*Aim*
Without the images, print all the entries below exactly as given.

Records contained in a dataset
--- Start ---
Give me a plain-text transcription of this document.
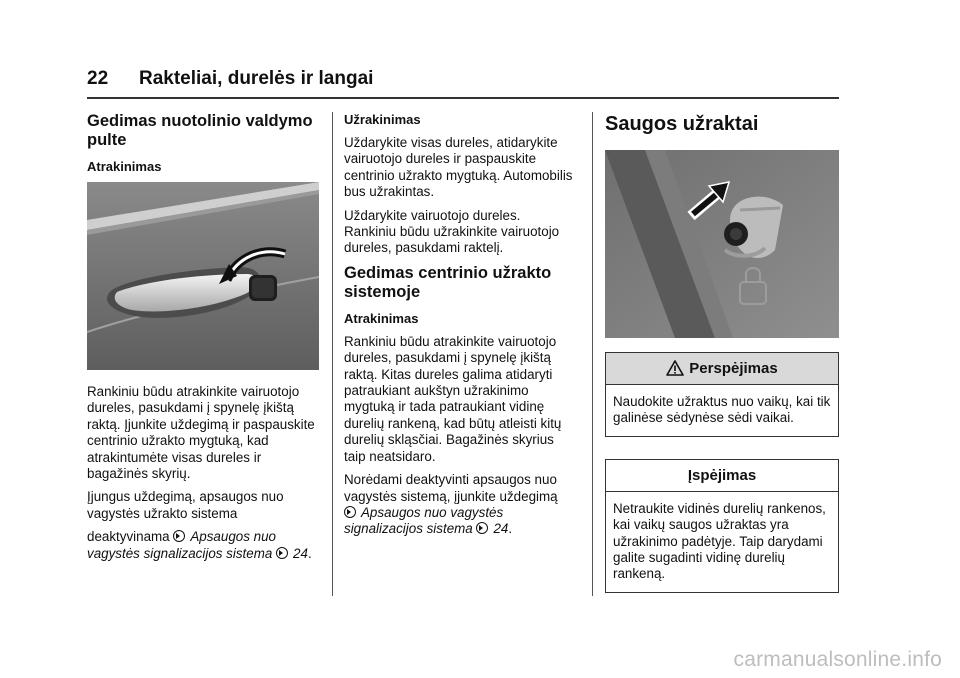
22 Rakteliai, durelės ir langai
Gedimas nuotolinio valdymo pulte
Atrakinimas

Rankiniu būdu atrakinkite vairuotojo dureles, pasukdami į spynelę įkištą raktą. Įjunkite uždegimą ir paspauskite centrinio užrakto mygtuką, kad atrakintumėte visas dureles ir bagažinės skyrių.

Įjungus uždegimą, apsaugos nuo vagystės užrakto sistema

deaktyvinama Apsaugos nuo vagystės signalizacijos sistema 24.

Užrakinimas

Uždarykite visas dureles, atidarykite vairuotojo dureles ir paspauskite centrinio užrakto mygtuką. Automobilis bus užrakintas.

Uždarykite vairuotojo dureles. Rankiniu būdu užrakinkite vairuotojo dureles, pasukdami raktelį.

Gedimas centrinio užrakto sistemoje
Atrakinimas

Rankiniu būdu atrakinkite vairuotojo dureles, pasukdami į spynelę įkištą raktą. Kitas dureles galima atidaryti patraukiant aukštyn užrakinimo mygtuką ir tada patraukiant vidinę durelių rankeną, kad būtų atleisti kitų durelių skląsčiai. Bagažinės skyrius taip neatsidaro.

Norėdami deaktyvinti apsaugos nuo vagystės sistemą, įjunkite uždegimą
Apsaugos nuo vagystės signalizacijos sistema 24.

Saugos užraktai
Perspėjimas

Naudokite užraktus nuo vaikų, kai tik galinėse sėdynėse sėdi vaikai.

Įspėjimas

Netraukite vidinės durelių rankenos, kai vaikų saugos užraktas yra užrakinimo padėtyje. Taip darydami galite sugadinti vidinę durelių rankeną.

carmanualsonline.info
--- End ---
*Answer in full*
Give me a plain-text transcription of this document.
22 Rakteliai, durelės ir langai
Gedimas nuotolinio valdymo pulte
Atrakinimas

Rankiniu būdu atrakinkite vairuotojo dureles, pasukdami į spynelę įkištą raktą. Įjunkite uždegimą ir paspauskite centrinio užrakto mygtuką, kad atrakintumėte visas dureles ir bagažinės skyrių.

Įjungus uždegimą, apsaugos nuo vagystės užrakto sistema

deaktyvinama Apsaugos nuo vagystės signalizacijos sistema 24.

Užrakinimas

Uždarykite visas dureles, atidarykite vairuotojo dureles ir paspauskite centrinio užrakto mygtuką. Automobilis bus užrakintas.

Uždarykite vairuotojo dureles. Rankiniu būdu užrakinkite vairuotojo dureles, pasukdami raktelį.

Gedimas centrinio užrakto sistemoje
Atrakinimas

Rankiniu būdu atrakinkite vairuotojo dureles, pasukdami į spynelę įkištą raktą. Kitas dureles galima atidaryti patraukiant aukštyn užrakinimo mygtuką ir tada patraukiant vidinę durelių rankeną, kad būtų atleisti kitų durelių skląsčiai. Bagažinės skyrius taip neatsidaro.

Norėdami deaktyvinti apsaugos nuo vagystės sistemą, įjunkite uždegimą
Apsaugos nuo vagystės signalizacijos sistema 24.

Saugos užraktai
Perspėjimas

Naudokite užraktus nuo vaikų, kai tik galinėse sėdynėse sėdi vaikai.

Įspėjimas

Netraukite vidinės durelių rankenos, kai vaikų saugos užraktas yra užrakinimo padėtyje. Taip darydami galite sugadinti vidinę durelių rankeną.

carmanualsonline.info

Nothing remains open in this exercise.